▶ [Work to complete]: Check each line below for the word "Programs", and copy those that have it.

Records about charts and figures
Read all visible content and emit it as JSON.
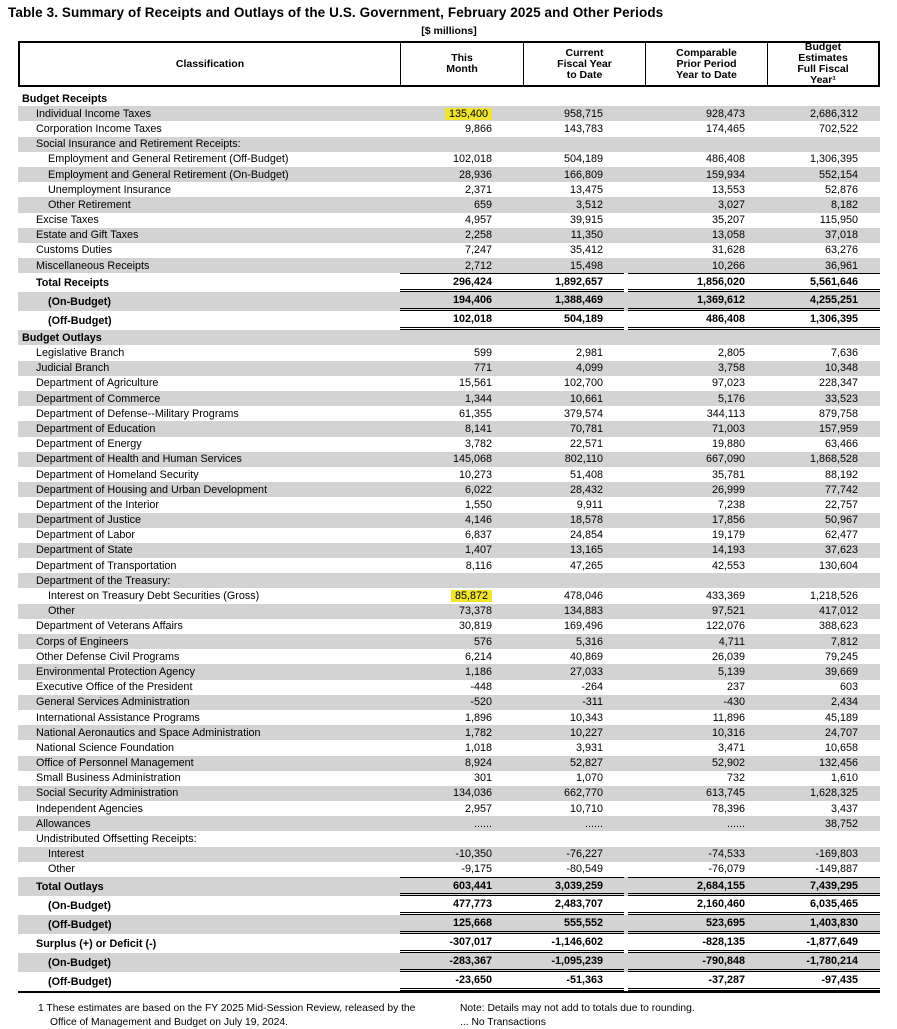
{
  "title": "Table 3. Summary of Receipts and Outlays of the U.S. Government, February 2025 and Other Periods",
  "units_label": "[$ millions]",
  "colors": {
    "row_shade": "#d3d3d3",
    "highlight": "#efe42f",
    "border": "#000000"
  },
  "columns": [
    "Classification",
    "This\nMonth",
    "Current\nFiscal Year\nto Date",
    "Comparable\nPrior Period\nYear to Date",
    "Budget\nEstimates\nFull Fiscal\nYear¹"
  ],
  "table": {
    "rows": [
      {
        "label": "Budget Receipts",
        "values": [
          "",
          "",
          "",
          ""
        ],
        "style": "section",
        "shaded": false
      },
      {
        "label": "Individual Income Taxes",
        "values": [
          "135,400",
          "958,715",
          "928,473",
          "2,686,312"
        ],
        "style": "item",
        "shaded": true,
        "highlight": 0
      },
      {
        "label": "Corporation Income Taxes",
        "values": [
          "9,866",
          "143,783",
          "174,465",
          "702,522"
        ],
        "style": "item",
        "shaded": false
      },
      {
        "label": "Social Insurance and Retirement Receipts:",
        "values": [
          "",
          "",
          "",
          ""
        ],
        "style": "sub",
        "shaded": true
      },
      {
        "label": "Employment and General Retirement (Off-Budget)",
        "values": [
          "102,018",
          "504,189",
          "486,408",
          "1,306,395"
        ],
        "style": "item1",
        "shaded": false
      },
      {
        "label": "Employment and General Retirement (On-Budget)",
        "values": [
          "28,936",
          "166,809",
          "159,934",
          "552,154"
        ],
        "style": "item1",
        "shaded": true
      },
      {
        "label": "Unemployment Insurance",
        "values": [
          "2,371",
          "13,475",
          "13,553",
          "52,876"
        ],
        "style": "item1",
        "shaded": false
      },
      {
        "label": "Other Retirement",
        "values": [
          "659",
          "3,512",
          "3,027",
          "8,182"
        ],
        "style": "item1",
        "shaded": true
      },
      {
        "label": "Excise Taxes",
        "values": [
          "4,957",
          "39,915",
          "35,207",
          "115,950"
        ],
        "style": "item",
        "shaded": false
      },
      {
        "label": "Estate and Gift Taxes",
        "values": [
          "2,258",
          "11,350",
          "13,058",
          "37,018"
        ],
        "style": "item",
        "shaded": true
      },
      {
        "label": "Customs Duties",
        "values": [
          "7,247",
          "35,412",
          "31,628",
          "63,276"
        ],
        "style": "item",
        "shaded": false
      },
      {
        "label": "Miscellaneous Receipts",
        "values": [
          "2,712",
          "15,498",
          "10,266",
          "36,961"
        ],
        "style": "item",
        "shaded": true
      },
      {
        "label": "Total Receipts",
        "values": [
          "296,424",
          "1,892,657",
          "1,856,020",
          "5,561,646"
        ],
        "style": "total",
        "shaded": false
      },
      {
        "label": "(On-Budget)",
        "values": [
          "194,406",
          "1,388,469",
          "1,369,612",
          "4,255,251"
        ],
        "style": "tsub",
        "shaded": true
      },
      {
        "label": "(Off-Budget)",
        "values": [
          "102,018",
          "504,189",
          "486,408",
          "1,306,395"
        ],
        "style": "tsub",
        "shaded": false
      },
      {
        "label": "Budget Outlays",
        "values": [
          "",
          "",
          "",
          ""
        ],
        "style": "section",
        "shaded": true
      },
      {
        "label": "Legislative Branch",
        "values": [
          "599",
          "2,981",
          "2,805",
          "7,636"
        ],
        "style": "item",
        "shaded": false
      },
      {
        "label": "Judicial Branch",
        "values": [
          "771",
          "4,099",
          "3,758",
          "10,348"
        ],
        "style": "item",
        "shaded": true
      },
      {
        "label": "Department of Agriculture",
        "values": [
          "15,561",
          "102,700",
          "97,023",
          "228,347"
        ],
        "style": "item",
        "shaded": false
      },
      {
        "label": "Department of Commerce",
        "values": [
          "1,344",
          "10,661",
          "5,176",
          "33,523"
        ],
        "style": "item",
        "shaded": true
      },
      {
        "label": "Department of Defense--Military Programs",
        "values": [
          "61,355",
          "379,574",
          "344,113",
          "879,758"
        ],
        "style": "item",
        "shaded": false
      },
      {
        "label": "Department of Education",
        "values": [
          "8,141",
          "70,781",
          "71,003",
          "157,959"
        ],
        "style": "item",
        "shaded": true
      },
      {
        "label": "Department of Energy",
        "values": [
          "3,782",
          "22,571",
          "19,880",
          "63,466"
        ],
        "style": "item",
        "shaded": false
      },
      {
        "label": "Department of Health and Human Services",
        "values": [
          "145,068",
          "802,110",
          "667,090",
          "1,868,528"
        ],
        "style": "item",
        "shaded": true
      },
      {
        "label": "Department of Homeland Security",
        "values": [
          "10,273",
          "51,408",
          "35,781",
          "88,192"
        ],
        "style": "item",
        "shaded": false
      },
      {
        "label": "Department of Housing and Urban Development",
        "values": [
          "6,022",
          "28,432",
          "26,999",
          "77,742"
        ],
        "style": "item",
        "shaded": true
      },
      {
        "label": "Department of the Interior",
        "values": [
          "1,550",
          "9,911",
          "7,238",
          "22,757"
        ],
        "style": "item",
        "shaded": false
      },
      {
        "label": "Department of Justice",
        "values": [
          "4,146",
          "18,578",
          "17,856",
          "50,967"
        ],
        "style": "item",
        "shaded": true
      },
      {
        "label": "Department of Labor",
        "values": [
          "6,837",
          "24,854",
          "19,179",
          "62,477"
        ],
        "style": "item",
        "shaded": false
      },
      {
        "label": "Department of State",
        "values": [
          "1,407",
          "13,165",
          "14,193",
          "37,623"
        ],
        "style": "item",
        "shaded": true
      },
      {
        "label": "Department of Transportation",
        "values": [
          "8,116",
          "47,265",
          "42,553",
          "130,604"
        ],
        "style": "item",
        "shaded": false
      },
      {
        "label": "Department of the Treasury:",
        "values": [
          "",
          "",
          "",
          ""
        ],
        "style": "sub",
        "shaded": true
      },
      {
        "label": "Interest on Treasury Debt Securities (Gross)",
        "values": [
          "85,872",
          "478,046",
          "433,369",
          "1,218,526"
        ],
        "style": "item1",
        "shaded": false,
        "highlight": 0
      },
      {
        "label": "Other",
        "values": [
          "73,378",
          "134,883",
          "97,521",
          "417,012"
        ],
        "style": "item1",
        "shaded": true
      },
      {
        "label": "Department of Veterans Affairs",
        "values": [
          "30,819",
          "169,496",
          "122,076",
          "388,623"
        ],
        "style": "item",
        "shaded": false
      },
      {
        "label": "Corps of Engineers",
        "values": [
          "576",
          "5,316",
          "4,711",
          "7,812"
        ],
        "style": "item",
        "shaded": true
      },
      {
        "label": "Other Defense Civil Programs",
        "values": [
          "6,214",
          "40,869",
          "26,039",
          "79,245"
        ],
        "style": "item",
        "shaded": false
      },
      {
        "label": "Environmental Protection Agency",
        "values": [
          "1,186",
          "27,033",
          "5,139",
          "39,669"
        ],
        "style": "item",
        "shaded": true
      },
      {
        "label": "Executive Office of the President",
        "values": [
          "-448",
          "-264",
          "237",
          "603"
        ],
        "style": "item",
        "shaded": false
      },
      {
        "label": "General Services Administration",
        "values": [
          "-520",
          "-311",
          "-430",
          "2,434"
        ],
        "style": "item",
        "shaded": true
      },
      {
        "label": "International Assistance Programs",
        "values": [
          "1,896",
          "10,343",
          "11,896",
          "45,189"
        ],
        "style": "item",
        "shaded": false
      },
      {
        "label": "National Aeronautics and Space Administration",
        "values": [
          "1,782",
          "10,227",
          "10,316",
          "24,707"
        ],
        "style": "item",
        "shaded": true
      },
      {
        "label": "National Science Foundation",
        "values": [
          "1,018",
          "3,931",
          "3,471",
          "10,658"
        ],
        "style": "item",
        "shaded": false
      },
      {
        "label": "Office of Personnel Management",
        "values": [
          "8,924",
          "52,827",
          "52,902",
          "132,456"
        ],
        "style": "item",
        "shaded": true
      },
      {
        "label": "Small Business Administration",
        "values": [
          "301",
          "1,070",
          "732",
          "1,610"
        ],
        "style": "item",
        "shaded": false
      },
      {
        "label": "Social Security Administration",
        "values": [
          "134,036",
          "662,770",
          "613,745",
          "1,628,325"
        ],
        "style": "item",
        "shaded": true
      },
      {
        "label": "Independent Agencies",
        "values": [
          "2,957",
          "10,710",
          "78,396",
          "3,437"
        ],
        "style": "item",
        "shaded": false
      },
      {
        "label": "Allowances",
        "values": [
          "......",
          "......",
          "......",
          "38,752"
        ],
        "style": "item",
        "shaded": true
      },
      {
        "label": "Undistributed Offsetting Receipts:",
        "values": [
          "",
          "",
          "",
          ""
        ],
        "style": "sub",
        "shaded": false
      },
      {
        "label": "Interest",
        "values": [
          "-10,350",
          "-76,227",
          "-74,533",
          "-169,803"
        ],
        "style": "item1",
        "shaded": true
      },
      {
        "label": "Other",
        "values": [
          "-9,175",
          "-80,549",
          "-76,079",
          "-149,887"
        ],
        "style": "item1",
        "shaded": false
      },
      {
        "label": "Total Outlays",
        "values": [
          "603,441",
          "3,039,259",
          "2,684,155",
          "7,439,295"
        ],
        "style": "total",
        "shaded": true
      },
      {
        "label": "(On-Budget)",
        "values": [
          "477,773",
          "2,483,707",
          "2,160,460",
          "6,035,465"
        ],
        "style": "tsub",
        "shaded": false
      },
      {
        "label": "(Off-Budget)",
        "values": [
          "125,668",
          "555,552",
          "523,695",
          "1,403,830"
        ],
        "style": "tsub",
        "shaded": true
      },
      {
        "label": "Surplus (+) or Deficit (-)",
        "values": [
          "-307,017",
          "-1,146,602",
          "-828,135",
          "-1,877,649"
        ],
        "style": "total_nt",
        "shaded": false
      },
      {
        "label": "(On-Budget)",
        "values": [
          "-283,367",
          "-1,095,239",
          "-790,848",
          "-1,780,214"
        ],
        "style": "tsub",
        "shaded": true
      },
      {
        "label": "(Off-Budget)",
        "values": [
          "-23,650",
          "-51,363",
          "-37,287",
          "-97,435"
        ],
        "style": "tsub",
        "shaded": false
      }
    ]
  },
  "footnotes": {
    "left_line1": "1 These estimates are based on the FY 2025 Mid-Session Review, released by the",
    "left_line2": "Office of Management and Budget on July 19, 2024.",
    "right_line1": "Note: Details may not add to totals due to rounding.",
    "right_line2": "... No Transactions"
  }
}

▶ [Result for this exercise]:
        "label": "Department of Defense--Military Programs",
        "label": "Other Defense Civil Programs",
        "label": "International Assistance Programs",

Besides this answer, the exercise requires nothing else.